** STATED PROBLEM **
Write each record again exactly as it stands.

** Dataset items **

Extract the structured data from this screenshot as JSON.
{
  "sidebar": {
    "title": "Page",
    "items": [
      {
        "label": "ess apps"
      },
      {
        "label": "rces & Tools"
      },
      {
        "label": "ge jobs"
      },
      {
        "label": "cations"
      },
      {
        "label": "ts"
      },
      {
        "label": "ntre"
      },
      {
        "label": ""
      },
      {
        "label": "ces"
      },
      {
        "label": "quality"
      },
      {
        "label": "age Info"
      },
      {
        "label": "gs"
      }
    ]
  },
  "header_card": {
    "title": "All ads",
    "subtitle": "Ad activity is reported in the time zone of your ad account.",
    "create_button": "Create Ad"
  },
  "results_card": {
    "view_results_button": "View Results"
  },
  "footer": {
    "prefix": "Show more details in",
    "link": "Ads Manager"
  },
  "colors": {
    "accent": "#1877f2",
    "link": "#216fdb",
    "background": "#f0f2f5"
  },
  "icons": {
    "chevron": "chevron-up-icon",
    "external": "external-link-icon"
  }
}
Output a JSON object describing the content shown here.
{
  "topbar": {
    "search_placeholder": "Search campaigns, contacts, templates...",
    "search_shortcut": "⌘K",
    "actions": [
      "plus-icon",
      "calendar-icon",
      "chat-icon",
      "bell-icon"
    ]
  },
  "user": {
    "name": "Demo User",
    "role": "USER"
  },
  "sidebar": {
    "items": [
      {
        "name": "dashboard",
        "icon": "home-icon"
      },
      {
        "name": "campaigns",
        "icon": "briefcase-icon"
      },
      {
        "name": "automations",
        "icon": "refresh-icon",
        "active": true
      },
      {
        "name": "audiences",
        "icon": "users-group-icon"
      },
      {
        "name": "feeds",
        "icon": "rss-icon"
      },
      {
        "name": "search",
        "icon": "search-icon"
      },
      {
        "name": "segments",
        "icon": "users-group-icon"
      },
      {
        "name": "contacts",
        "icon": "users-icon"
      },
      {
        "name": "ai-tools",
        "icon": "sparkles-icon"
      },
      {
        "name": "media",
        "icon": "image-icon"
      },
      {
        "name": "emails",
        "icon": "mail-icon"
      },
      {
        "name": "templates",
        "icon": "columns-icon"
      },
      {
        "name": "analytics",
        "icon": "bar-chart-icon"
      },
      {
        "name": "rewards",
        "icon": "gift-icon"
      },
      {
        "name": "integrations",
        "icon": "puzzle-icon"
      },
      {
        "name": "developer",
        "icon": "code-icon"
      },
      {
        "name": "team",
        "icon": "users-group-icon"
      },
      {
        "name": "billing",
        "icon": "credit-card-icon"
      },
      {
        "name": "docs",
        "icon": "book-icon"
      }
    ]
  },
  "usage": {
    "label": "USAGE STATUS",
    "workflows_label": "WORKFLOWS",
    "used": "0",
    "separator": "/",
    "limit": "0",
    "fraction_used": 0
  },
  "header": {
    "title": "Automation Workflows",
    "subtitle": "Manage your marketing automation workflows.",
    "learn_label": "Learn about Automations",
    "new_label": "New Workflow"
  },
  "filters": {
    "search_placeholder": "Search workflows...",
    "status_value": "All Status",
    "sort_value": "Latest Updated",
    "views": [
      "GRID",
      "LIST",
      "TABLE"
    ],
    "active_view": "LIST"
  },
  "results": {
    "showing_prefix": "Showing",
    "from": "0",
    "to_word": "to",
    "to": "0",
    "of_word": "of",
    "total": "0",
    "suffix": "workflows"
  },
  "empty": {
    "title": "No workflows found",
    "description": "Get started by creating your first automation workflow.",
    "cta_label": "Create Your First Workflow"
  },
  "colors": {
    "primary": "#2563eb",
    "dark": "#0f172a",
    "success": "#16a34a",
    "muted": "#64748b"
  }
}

** OUTPUT OF THE EXERCISE **
Extract the structured data from this screenshot as JSON.
{
  "sidebar": {
    "title": "Page",
    "items": [
      {
        "label": "ess apps"
      },
      {
        "label": "rces & Tools"
      },
      {
        "label": "ge jobs"
      },
      {
        "label": "cations"
      },
      {
        "label": "ts"
      },
      {
        "label": "ntre"
      },
      {
        "label": ""
      },
      {
        "label": "ces"
      },
      {
        "label": "quality"
      },
      {
        "label": "age Info"
      },
      {
        "label": "gs"
      }
    ]
  },
  "header_card": {
    "title": "All ads",
    "subtitle": "Ad activity is reported in the time zone of your ad account.",
    "create_button": "Create Ad"
  },
  "results_card": {
    "view_results_button": "View Results"
  },
  "footer": {
    "prefix": "Show more details in",
    "link": "Ads Manager"
  },
  "colors": {
    "accent": "#1877f2",
    "link": "#216fdb",
    "background": "#f0f2f5"
  },
  "icons": {
    "chevron": "chevron-up-icon",
    "external": "external-link-icon"
  }
}
Output a JSON object describing the content shown here.
{
  "topbar": {
    "search_placeholder": "Search campaigns, contacts, templates...",
    "search_shortcut": "⌘K",
    "actions": [
      "plus-icon",
      "calendar-icon",
      "chat-icon",
      "bell-icon"
    ]
  },
  "user": {
    "name": "Demo User",
    "role": "USER"
  },
  "sidebar": {
    "items": [
      {
        "name": "dashboard",
        "icon": "home-icon"
      },
      {
        "name": "campaigns",
        "icon": "briefcase-icon"
      },
      {
        "name": "automations",
        "icon": "refresh-icon",
        "active": true
      },
      {
        "name": "audiences",
        "icon": "users-group-icon"
      },
      {
        "name": "feeds",
        "icon": "rss-icon"
      },
      {
        "name": "search",
        "icon": "search-icon"
      },
      {
        "name": "segments",
        "icon": "users-group-icon"
      },
      {
        "name": "contacts",
        "icon": "users-icon"
      },
      {
        "name": "ai-tools",
        "icon": "sparkles-icon"
      },
      {
        "name": "media",
        "icon": "image-icon"
      },
      {
        "name": "emails",
        "icon": "mail-icon"
      },
      {
        "name": "templates",
        "icon": "columns-icon"
      },
      {
        "name": "analytics",
        "icon": "bar-chart-icon"
      },
      {
        "name": "rewards",
        "icon": "gift-icon"
      },
      {
        "name": "integrations",
        "icon": "puzzle-icon"
      },
      {
        "name": "developer",
        "icon": "code-icon"
      },
      {
        "name": "team",
        "icon": "users-group-icon"
      },
      {
        "name": "billing",
        "icon": "credit-card-icon"
      },
      {
        "name": "docs",
        "icon": "book-icon"
      }
    ]
  },
  "usage": {
    "label": "USAGE STATUS",
    "workflows_label": "WORKFLOWS",
    "used": "0",
    "separator": "/",
    "limit": "0",
    "fraction_used": 0
  },
  "header": {
    "title": "Automation Workflows",
    "subtitle": "Manage your marketing automation workflows.",
    "learn_label": "Learn about Automations",
    "new_label": "New Workflow"
  },
  "filters": {
    "search_placeholder": "Search workflows...",
    "status_value": "All Status",
    "sort_value": "Latest Updated",
    "views": [
      "GRID",
      "LIST",
      "TABLE"
    ],
    "active_view": "LIST"
  },
  "results": {
    "showing_prefix": "Showing",
    "from": "0",
    "to_word": "to",
    "to": "0",
    "of_word": "of",
    "total": "0",
    "suffix": "workflows"
  },
  "empty": {
    "title": "No workflows found",
    "description": "Get started by creating your first automation workflow.",
    "cta_label": "Create Your First Workflow"
  },
  "colors": {
    "primary": "#2563eb",
    "dark": "#0f172a",
    "success": "#16a34a",
    "muted": "#64748b"
  }
}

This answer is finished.